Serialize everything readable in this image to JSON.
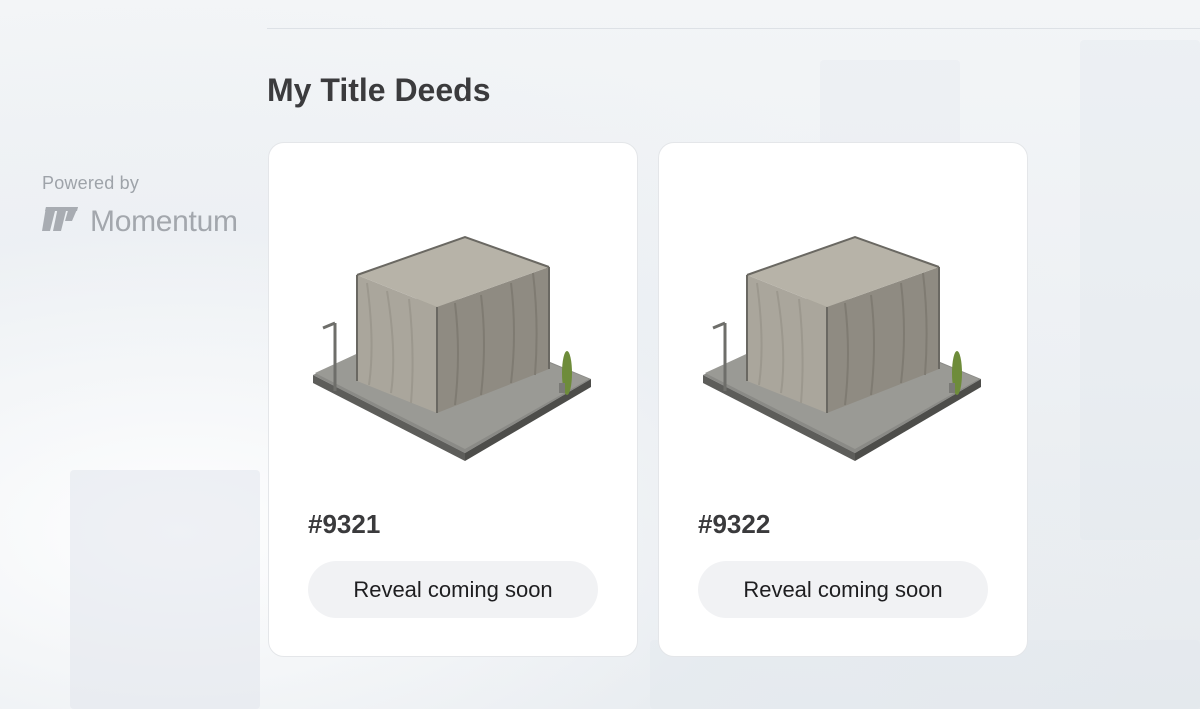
{
  "sidebar": {
    "powered_by": "Powered by",
    "brand_name": "Momentum",
    "brand_icon": "momentum-logo-icon"
  },
  "main": {
    "title": "My Title Deeds",
    "deeds": [
      {
        "id_label": "#9321",
        "image": "scaffolded-building-image",
        "action_label": "Reveal coming soon"
      },
      {
        "id_label": "#9322",
        "image": "scaffolded-building-image",
        "action_label": "Reveal coming soon"
      }
    ]
  },
  "colors": {
    "background": "#eef1f4",
    "card": "#ffffff",
    "button_bg": "#f1f2f4",
    "title_text": "#3b3b3d",
    "muted_text": "#9ea3a9"
  }
}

▬▬▬▬▬▬▬▬▬▬

Restate each of the entries above word for word and skip every image.

Serialize everything readable in this image to JSON.
{
  "sidebar": {
    "powered_by": "Powered by",
    "brand_name": "Momentum",
    "brand_icon": "momentum-logo-icon"
  },
  "main": {
    "title": "My Title Deeds",
    "deeds": [
      {
        "id_label": "#9321",
        "image": "scaffolded-building-image",
        "action_label": "Reveal coming soon"
      },
      {
        "id_label": "#9322",
        "image": "scaffolded-building-image",
        "action_label": "Reveal coming soon"
      }
    ]
  },
  "colors": {
    "background": "#eef1f4",
    "card": "#ffffff",
    "button_bg": "#f1f2f4",
    "title_text": "#3b3b3d",
    "muted_text": "#9ea3a9"
  }
}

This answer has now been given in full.